Exercise aim:
Repeat each line exactly, leaving nothing out.

::: Given records

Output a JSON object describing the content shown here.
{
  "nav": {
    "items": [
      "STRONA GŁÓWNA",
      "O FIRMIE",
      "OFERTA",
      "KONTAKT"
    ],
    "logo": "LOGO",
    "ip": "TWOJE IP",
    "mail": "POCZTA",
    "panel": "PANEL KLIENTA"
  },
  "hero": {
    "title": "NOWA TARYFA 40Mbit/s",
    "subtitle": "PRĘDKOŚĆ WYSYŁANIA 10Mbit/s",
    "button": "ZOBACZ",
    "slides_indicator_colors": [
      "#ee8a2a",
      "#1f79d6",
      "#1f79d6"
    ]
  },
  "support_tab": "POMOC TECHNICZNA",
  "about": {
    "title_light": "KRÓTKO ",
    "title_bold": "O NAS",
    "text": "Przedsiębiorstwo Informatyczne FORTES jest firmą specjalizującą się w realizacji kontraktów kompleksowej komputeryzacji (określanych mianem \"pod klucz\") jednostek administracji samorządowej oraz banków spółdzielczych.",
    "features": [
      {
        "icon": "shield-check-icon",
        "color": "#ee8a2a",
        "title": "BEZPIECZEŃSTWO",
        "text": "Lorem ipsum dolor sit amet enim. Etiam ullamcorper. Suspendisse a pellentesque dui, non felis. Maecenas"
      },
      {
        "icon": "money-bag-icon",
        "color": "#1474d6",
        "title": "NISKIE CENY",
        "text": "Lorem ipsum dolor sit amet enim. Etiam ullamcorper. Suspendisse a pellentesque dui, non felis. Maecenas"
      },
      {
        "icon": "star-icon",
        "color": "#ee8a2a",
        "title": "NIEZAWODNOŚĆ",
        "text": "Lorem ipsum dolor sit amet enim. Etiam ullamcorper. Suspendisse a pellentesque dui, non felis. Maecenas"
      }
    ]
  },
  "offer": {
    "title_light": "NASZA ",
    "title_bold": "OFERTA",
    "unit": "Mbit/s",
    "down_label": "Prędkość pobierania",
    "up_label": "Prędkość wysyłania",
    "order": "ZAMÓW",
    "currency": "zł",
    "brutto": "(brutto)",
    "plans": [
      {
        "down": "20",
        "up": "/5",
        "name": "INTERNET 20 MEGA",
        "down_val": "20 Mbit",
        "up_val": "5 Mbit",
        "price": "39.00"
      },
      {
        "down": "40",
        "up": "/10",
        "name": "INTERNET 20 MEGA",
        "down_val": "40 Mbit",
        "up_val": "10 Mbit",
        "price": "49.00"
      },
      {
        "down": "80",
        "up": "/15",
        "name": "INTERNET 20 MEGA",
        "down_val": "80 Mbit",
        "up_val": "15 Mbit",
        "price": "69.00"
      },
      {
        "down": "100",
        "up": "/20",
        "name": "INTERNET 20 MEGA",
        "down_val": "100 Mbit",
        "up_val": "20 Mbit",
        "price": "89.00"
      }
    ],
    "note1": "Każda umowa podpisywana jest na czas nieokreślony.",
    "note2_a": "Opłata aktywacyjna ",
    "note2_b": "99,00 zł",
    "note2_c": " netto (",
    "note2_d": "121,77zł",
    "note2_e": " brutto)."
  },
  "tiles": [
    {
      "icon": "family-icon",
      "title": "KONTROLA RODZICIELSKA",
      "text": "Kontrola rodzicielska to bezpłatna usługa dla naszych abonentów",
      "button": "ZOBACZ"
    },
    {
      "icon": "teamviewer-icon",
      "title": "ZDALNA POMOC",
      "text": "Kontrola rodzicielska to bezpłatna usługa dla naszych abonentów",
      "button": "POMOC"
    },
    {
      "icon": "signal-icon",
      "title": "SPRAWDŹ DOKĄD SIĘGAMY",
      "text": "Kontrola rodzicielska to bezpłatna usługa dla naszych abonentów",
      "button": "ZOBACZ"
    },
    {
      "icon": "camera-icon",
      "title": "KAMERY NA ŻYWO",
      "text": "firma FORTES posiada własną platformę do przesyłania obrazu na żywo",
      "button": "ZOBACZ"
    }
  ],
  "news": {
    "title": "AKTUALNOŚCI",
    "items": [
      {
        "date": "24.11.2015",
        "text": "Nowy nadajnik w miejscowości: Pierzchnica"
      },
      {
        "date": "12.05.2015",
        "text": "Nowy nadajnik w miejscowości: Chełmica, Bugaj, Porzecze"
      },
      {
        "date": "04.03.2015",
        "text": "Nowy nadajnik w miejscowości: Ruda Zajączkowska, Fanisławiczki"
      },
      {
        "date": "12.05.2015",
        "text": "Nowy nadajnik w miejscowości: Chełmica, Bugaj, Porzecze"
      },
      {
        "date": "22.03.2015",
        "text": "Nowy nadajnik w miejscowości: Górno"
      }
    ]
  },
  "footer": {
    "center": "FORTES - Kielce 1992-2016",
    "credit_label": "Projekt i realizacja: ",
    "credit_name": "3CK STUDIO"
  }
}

::::::

Result of this task:
Output a JSON object describing the content shown here.
{
  "nav": {
    "items": [
      "STRONA GŁÓWNA",
      "O FIRMIE",
      "OFERTA",
      "KONTAKT"
    ],
    "logo": "LOGO",
    "ip": "TWOJE IP",
    "mail": "POCZTA",
    "panel": "PANEL KLIENTA"
  },
  "hero": {
    "title": "NOWA TARYFA 40Mbit/s",
    "subtitle": "PRĘDKOŚĆ WYSYŁANIA 10Mbit/s",
    "button": "ZOBACZ",
    "slides_indicator_colors": [
      "#ee8a2a",
      "#1f79d6",
      "#1f79d6"
    ]
  },
  "support_tab": "POMOC TECHNICZNA",
  "about": {
    "title_light": "KRÓTKO ",
    "title_bold": "O NAS",
    "text": "Przedsiębiorstwo Informatyczne FORTES jest firmą specjalizującą się w realizacji kontraktów kompleksowej komputeryzacji (określanych mianem \"pod klucz\") jednostek administracji samorządowej oraz banków spółdzielczych.",
    "features": [
      {
        "icon": "shield-check-icon",
        "color": "#ee8a2a",
        "title": "BEZPIECZEŃSTWO",
        "text": "Lorem ipsum dolor sit amet enim. Etiam ullamcorper. Suspendisse a pellentesque dui, non felis. Maecenas"
      },
      {
        "icon": "money-bag-icon",
        "color": "#1474d6",
        "title": "NISKIE CENY",
        "text": "Lorem ipsum dolor sit amet enim. Etiam ullamcorper. Suspendisse a pellentesque dui, non felis. Maecenas"
      },
      {
        "icon": "star-icon",
        "color": "#ee8a2a",
        "title": "NIEZAWODNOŚĆ",
        "text": "Lorem ipsum dolor sit amet enim. Etiam ullamcorper. Suspendisse a pellentesque dui, non felis. Maecenas"
      }
    ]
  },
  "offer": {
    "title_light": "NASZA ",
    "title_bold": "OFERTA",
    "unit": "Mbit/s",
    "down_label": "Prędkość pobierania",
    "up_label": "Prędkość wysyłania",
    "order": "ZAMÓW",
    "currency": "zł",
    "brutto": "(brutto)",
    "plans": [
      {
        "down": "20",
        "up": "/5",
        "name": "INTERNET 20 MEGA",
        "down_val": "20 Mbit",
        "up_val": "5 Mbit",
        "price": "39.00"
      },
      {
        "down": "40",
        "up": "/10",
        "name": "INTERNET 20 MEGA",
        "down_val": "40 Mbit",
        "up_val": "10 Mbit",
        "price": "49.00"
      },
      {
        "down": "80",
        "up": "/15",
        "name": "INTERNET 20 MEGA",
        "down_val": "80 Mbit",
        "up_val": "15 Mbit",
        "price": "69.00"
      },
      {
        "down": "100",
        "up": "/20",
        "name": "INTERNET 20 MEGA",
        "down_val": "100 Mbit",
        "up_val": "20 Mbit",
        "price": "89.00"
      }
    ],
    "note1": "Każda umowa podpisywana jest na czas nieokreślony.",
    "note2_a": "Opłata aktywacyjna ",
    "note2_b": "99,00 zł",
    "note2_c": " netto (",
    "note2_d": "121,77zł",
    "note2_e": " brutto)."
  },
  "tiles": [
    {
      "icon": "family-icon",
      "title": "KONTROLA RODZICIELSKA",
      "text": "Kontrola rodzicielska to bezpłatna usługa dla naszych abonentów",
      "button": "ZOBACZ"
    },
    {
      "icon": "teamviewer-icon",
      "title": "ZDALNA POMOC",
      "text": "Kontrola rodzicielska to bezpłatna usługa dla naszych abonentów",
      "button": "POMOC"
    },
    {
      "icon": "signal-icon",
      "title": "SPRAWDŹ DOKĄD SIĘGAMY",
      "text": "Kontrola rodzicielska to bezpłatna usługa dla naszych abonentów",
      "button": "ZOBACZ"
    },
    {
      "icon": "camera-icon",
      "title": "KAMERY NA ŻYWO",
      "text": "firma FORTES posiada własną platformę do przesyłania obrazu na żywo",
      "button": "ZOBACZ"
    }
  ],
  "news": {
    "title": "AKTUALNOŚCI",
    "items": [
      {
        "date": "24.11.2015",
        "text": "Nowy nadajnik w miejscowości: Pierzchnica"
      },
      {
        "date": "12.05.2015",
        "text": "Nowy nadajnik w miejscowości: Chełmica, Bugaj, Porzecze"
      },
      {
        "date": "04.03.2015",
        "text": "Nowy nadajnik w miejscowości: Ruda Zajączkowska, Fanisławiczki"
      },
      {
        "date": "12.05.2015",
        "text": "Nowy nadajnik w miejscowości: Chełmica, Bugaj, Porzecze"
      },
      {
        "date": "22.03.2015",
        "text": "Nowy nadajnik w miejscowości: Górno"
      }
    ]
  },
  "footer": {
    "center": "FORTES - Kielce 1992-2016",
    "credit_label": "Projekt i realizacja: ",
    "credit_name": "3CK STUDIO"
  }
}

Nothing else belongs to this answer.